## Written problem
Extract, from the listing that follows, each line containing the word "ונינג".

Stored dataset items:
::::::::

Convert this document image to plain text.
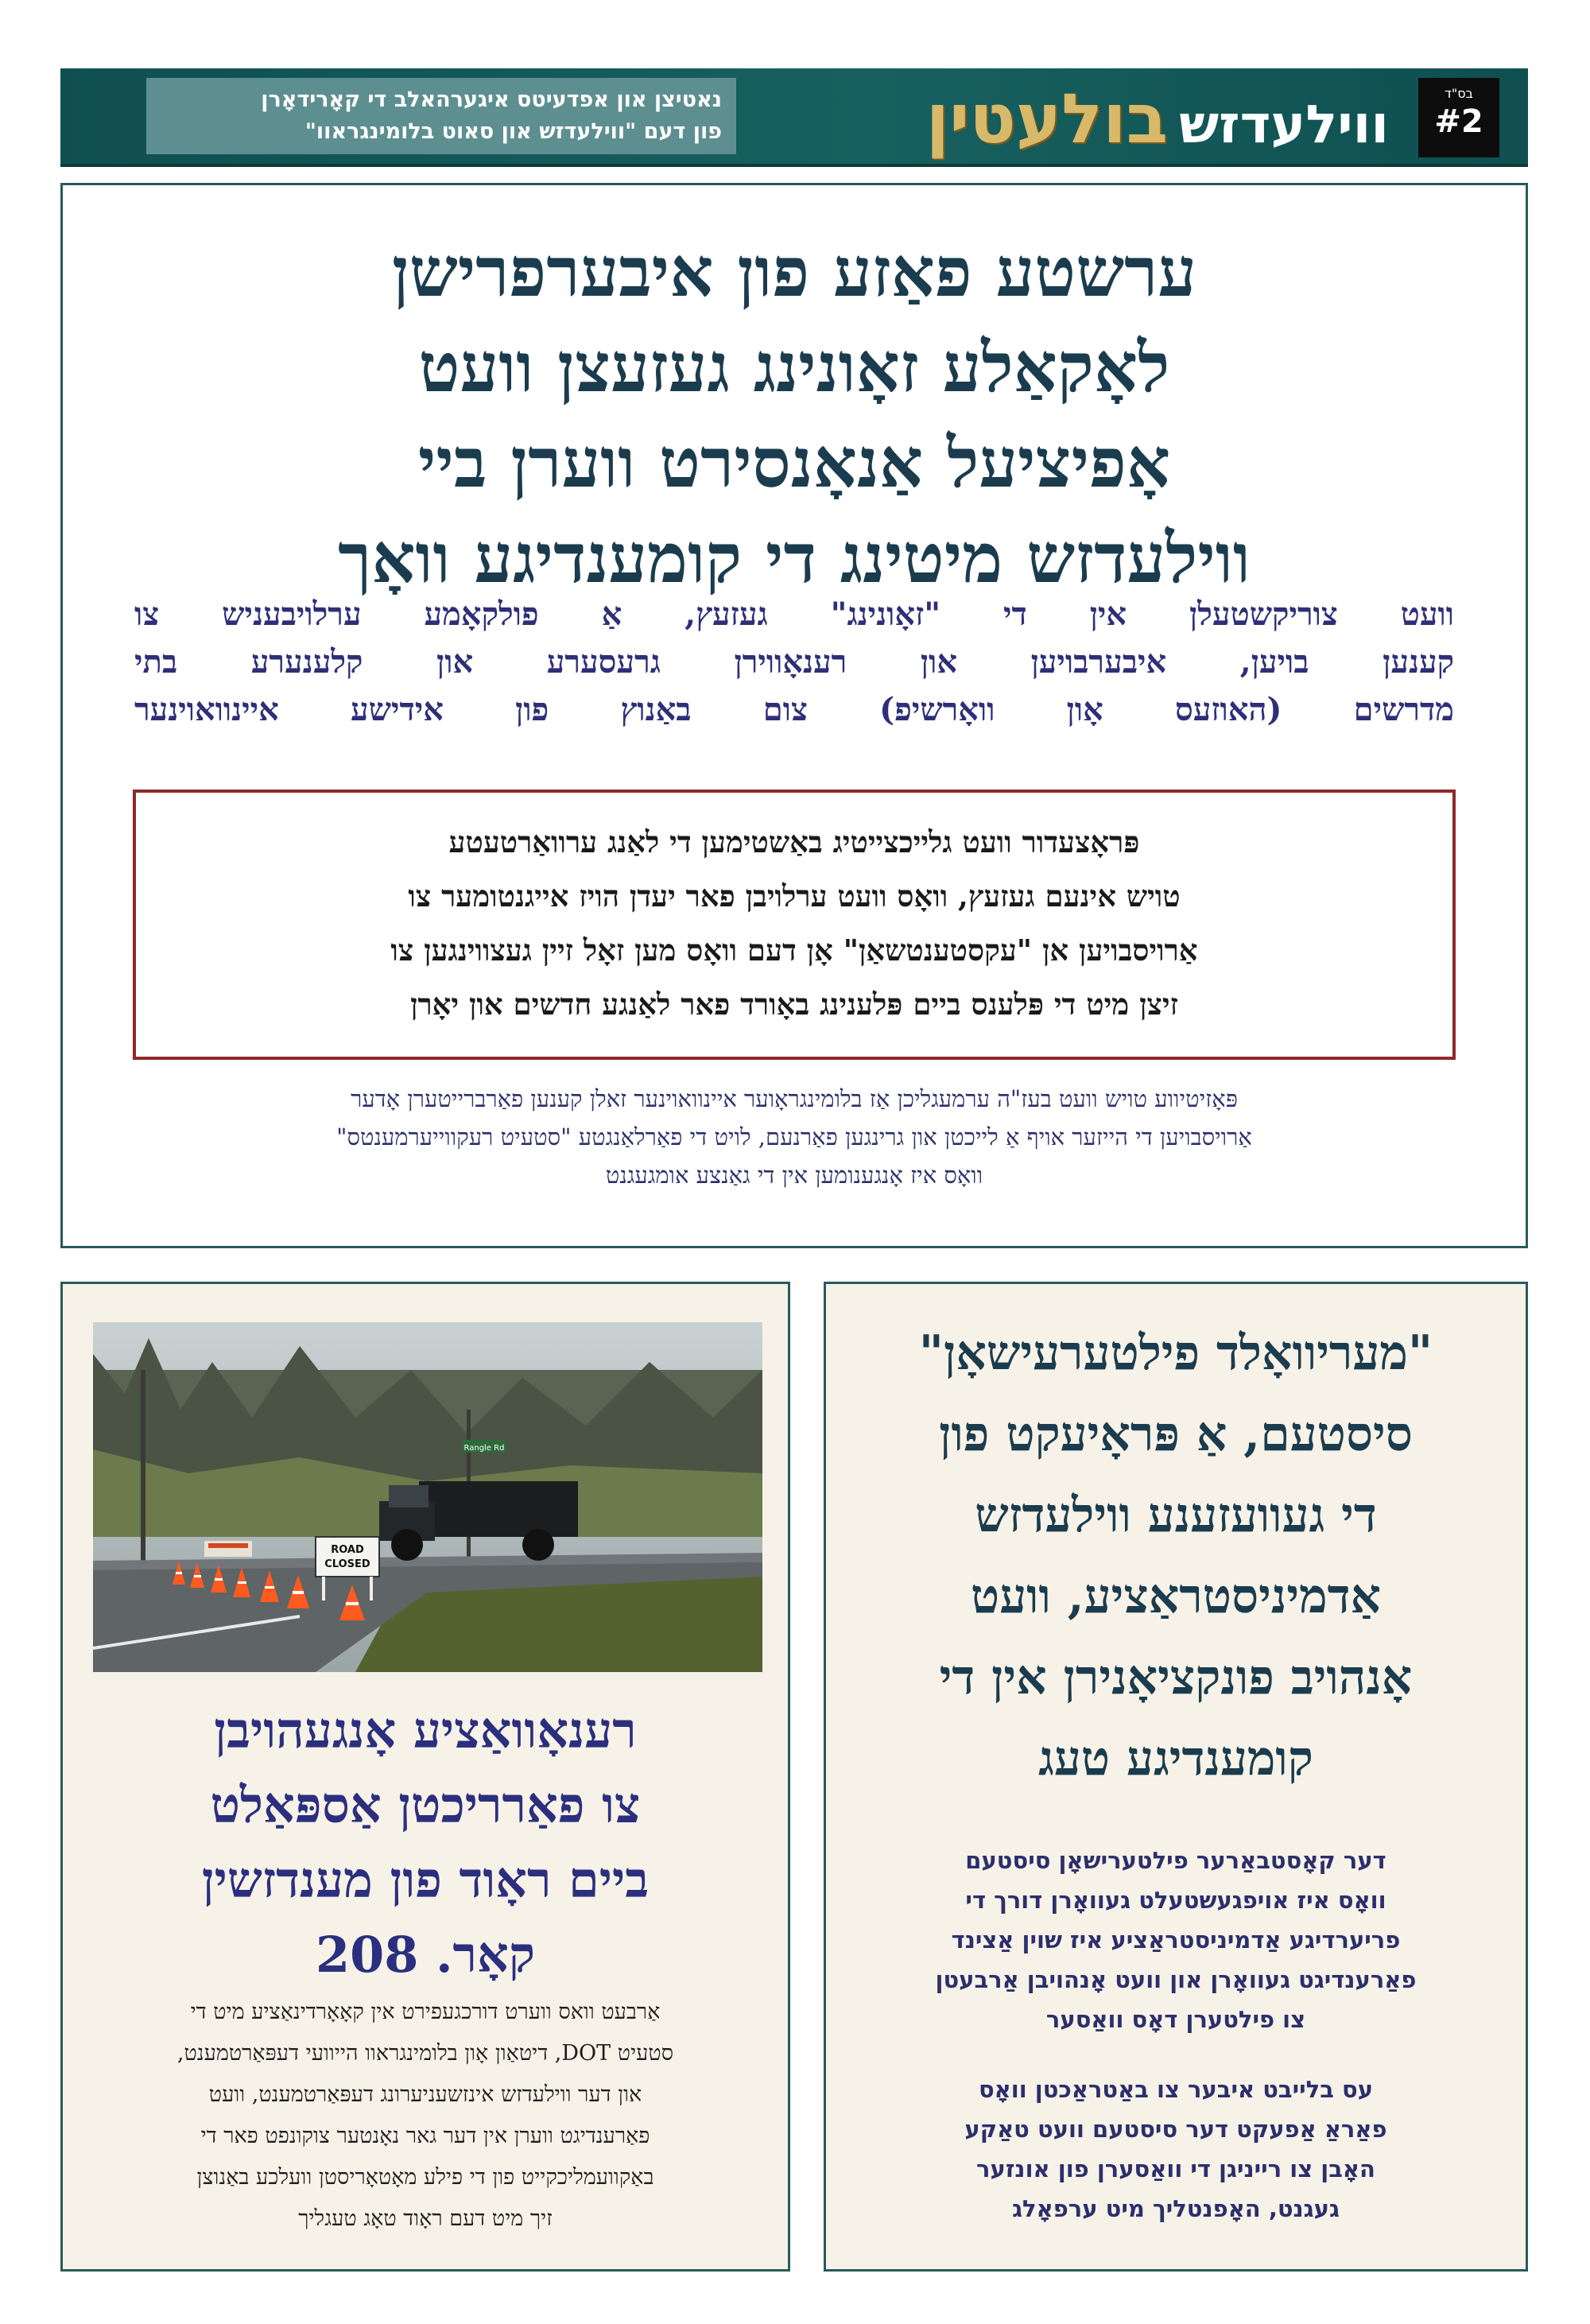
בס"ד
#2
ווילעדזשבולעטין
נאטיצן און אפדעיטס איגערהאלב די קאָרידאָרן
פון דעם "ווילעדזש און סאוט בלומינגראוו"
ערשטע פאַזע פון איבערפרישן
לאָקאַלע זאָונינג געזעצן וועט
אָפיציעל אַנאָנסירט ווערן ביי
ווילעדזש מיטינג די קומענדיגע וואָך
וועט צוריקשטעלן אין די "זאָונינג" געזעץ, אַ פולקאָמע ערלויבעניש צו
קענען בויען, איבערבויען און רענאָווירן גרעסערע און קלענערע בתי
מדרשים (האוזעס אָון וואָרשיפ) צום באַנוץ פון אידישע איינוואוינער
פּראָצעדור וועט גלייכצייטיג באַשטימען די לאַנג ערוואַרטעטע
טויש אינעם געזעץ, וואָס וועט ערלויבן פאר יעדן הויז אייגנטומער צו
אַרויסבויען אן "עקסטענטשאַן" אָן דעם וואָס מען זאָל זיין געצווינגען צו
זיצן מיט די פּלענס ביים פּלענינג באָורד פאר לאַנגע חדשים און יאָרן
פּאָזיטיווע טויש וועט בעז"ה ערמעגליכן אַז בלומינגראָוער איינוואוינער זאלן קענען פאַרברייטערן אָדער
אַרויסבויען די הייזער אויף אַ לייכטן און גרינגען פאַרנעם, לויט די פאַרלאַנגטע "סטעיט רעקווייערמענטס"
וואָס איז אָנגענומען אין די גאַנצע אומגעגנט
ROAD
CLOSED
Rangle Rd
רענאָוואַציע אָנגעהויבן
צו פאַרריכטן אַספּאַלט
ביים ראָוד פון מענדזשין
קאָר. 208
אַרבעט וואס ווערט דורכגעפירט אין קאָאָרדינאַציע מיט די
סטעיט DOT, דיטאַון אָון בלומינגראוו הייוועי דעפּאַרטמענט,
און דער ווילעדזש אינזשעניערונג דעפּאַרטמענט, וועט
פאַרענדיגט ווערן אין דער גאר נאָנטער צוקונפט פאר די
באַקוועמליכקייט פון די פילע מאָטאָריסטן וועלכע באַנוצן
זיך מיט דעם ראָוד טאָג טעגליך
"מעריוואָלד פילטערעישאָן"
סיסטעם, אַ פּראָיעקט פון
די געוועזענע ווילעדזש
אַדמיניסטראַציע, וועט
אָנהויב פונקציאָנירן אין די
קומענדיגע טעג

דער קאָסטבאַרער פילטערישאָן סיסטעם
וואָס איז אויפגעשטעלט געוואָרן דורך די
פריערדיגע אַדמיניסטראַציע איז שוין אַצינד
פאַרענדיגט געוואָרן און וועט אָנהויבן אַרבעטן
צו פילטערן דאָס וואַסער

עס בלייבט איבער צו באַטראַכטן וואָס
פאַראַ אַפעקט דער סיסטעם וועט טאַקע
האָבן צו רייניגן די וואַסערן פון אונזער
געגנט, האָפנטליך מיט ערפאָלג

::::::::

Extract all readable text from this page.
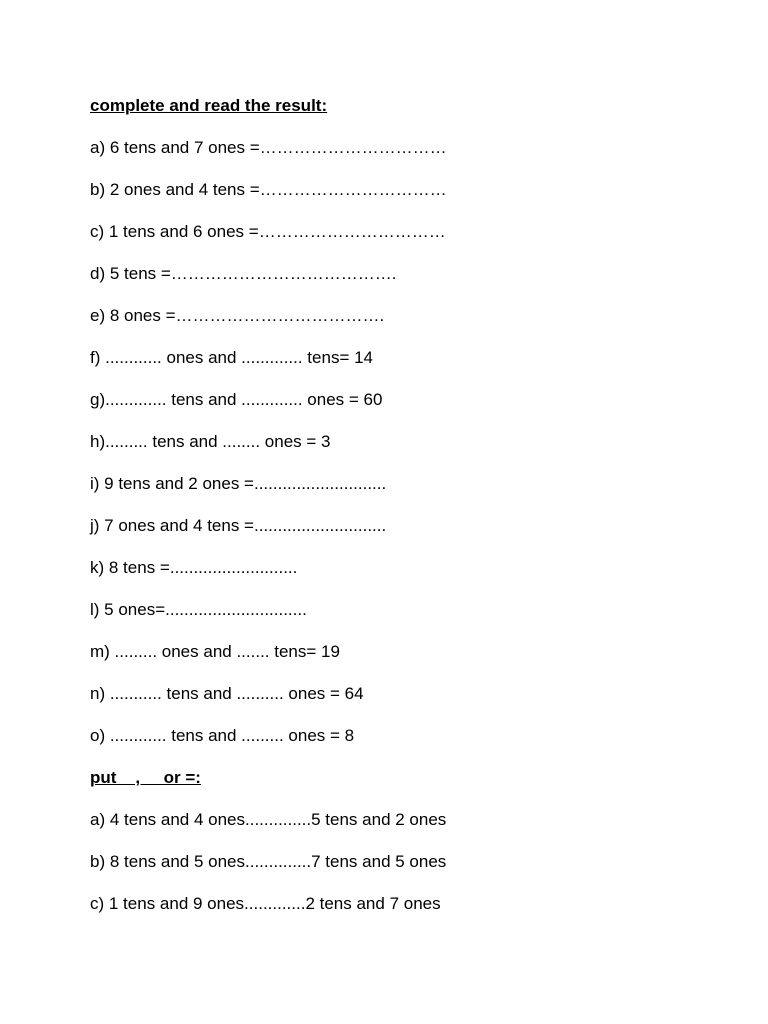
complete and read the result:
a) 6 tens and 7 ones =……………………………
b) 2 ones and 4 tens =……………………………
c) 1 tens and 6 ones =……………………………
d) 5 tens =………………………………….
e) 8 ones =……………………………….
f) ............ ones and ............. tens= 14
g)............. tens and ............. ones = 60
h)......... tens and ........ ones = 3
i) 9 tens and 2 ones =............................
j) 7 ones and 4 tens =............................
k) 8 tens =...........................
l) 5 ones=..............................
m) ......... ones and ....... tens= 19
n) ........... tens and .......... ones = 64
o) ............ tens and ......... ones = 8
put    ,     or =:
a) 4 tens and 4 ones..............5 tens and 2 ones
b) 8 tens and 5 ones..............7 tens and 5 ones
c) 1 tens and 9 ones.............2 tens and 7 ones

::::::::

## Response below
לאָקאַלע זאָונינג געזעצן וועט
וועט צוריקשטעלן אין די "זאָונינג" געזעץ, אַ פולקאָמע ערלויבעניש צו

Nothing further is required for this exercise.